(Dataset rows about figures)
BEGIN

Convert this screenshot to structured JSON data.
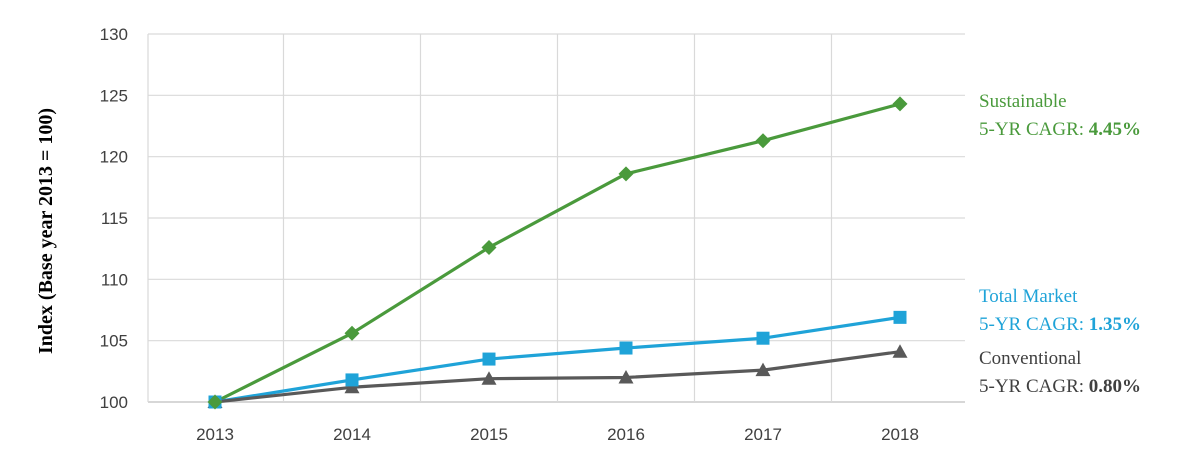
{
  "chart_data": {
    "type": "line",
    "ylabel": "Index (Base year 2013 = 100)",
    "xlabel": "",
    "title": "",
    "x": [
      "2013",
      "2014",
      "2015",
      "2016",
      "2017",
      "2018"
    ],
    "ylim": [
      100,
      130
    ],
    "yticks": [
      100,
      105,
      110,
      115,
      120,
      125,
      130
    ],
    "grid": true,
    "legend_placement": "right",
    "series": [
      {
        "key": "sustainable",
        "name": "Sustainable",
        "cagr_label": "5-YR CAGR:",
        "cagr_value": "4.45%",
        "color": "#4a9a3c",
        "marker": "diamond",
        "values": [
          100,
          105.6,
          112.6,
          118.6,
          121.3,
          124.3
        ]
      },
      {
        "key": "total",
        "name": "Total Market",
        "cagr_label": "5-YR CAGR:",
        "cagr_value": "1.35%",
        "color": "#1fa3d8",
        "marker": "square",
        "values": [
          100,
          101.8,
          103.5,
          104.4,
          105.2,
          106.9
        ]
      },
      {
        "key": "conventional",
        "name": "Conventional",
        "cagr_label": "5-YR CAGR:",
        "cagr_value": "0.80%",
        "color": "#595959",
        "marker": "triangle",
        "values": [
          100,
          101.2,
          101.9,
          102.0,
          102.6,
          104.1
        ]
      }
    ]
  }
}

END

--- Exercise description ---
Reproduce all entries without any change, and omit the pictures.

--- Exercise output ---
Convert this screenshot to structured JSON data.
{
  "chart_data": {
    "type": "line",
    "ylabel": "Index (Base year 2013 = 100)",
    "xlabel": "",
    "title": "",
    "x": [
      "2013",
      "2014",
      "2015",
      "2016",
      "2017",
      "2018"
    ],
    "ylim": [
      100,
      130
    ],
    "yticks": [
      100,
      105,
      110,
      115,
      120,
      125,
      130
    ],
    "grid": true,
    "legend_placement": "right",
    "series": [
      {
        "key": "sustainable",
        "name": "Sustainable",
        "cagr_label": "5-YR CAGR:",
        "cagr_value": "4.45%",
        "color": "#4a9a3c",
        "marker": "diamond",
        "values": [
          100,
          105.6,
          112.6,
          118.6,
          121.3,
          124.3
        ]
      },
      {
        "key": "total",
        "name": "Total Market",
        "cagr_label": "5-YR CAGR:",
        "cagr_value": "1.35%",
        "color": "#1fa3d8",
        "marker": "square",
        "values": [
          100,
          101.8,
          103.5,
          104.4,
          105.2,
          106.9
        ]
      },
      {
        "key": "conventional",
        "name": "Conventional",
        "cagr_label": "5-YR CAGR:",
        "cagr_value": "0.80%",
        "color": "#595959",
        "marker": "triangle",
        "values": [
          100,
          101.2,
          101.9,
          102.0,
          102.6,
          104.1
        ]
      }
    ]
  }
}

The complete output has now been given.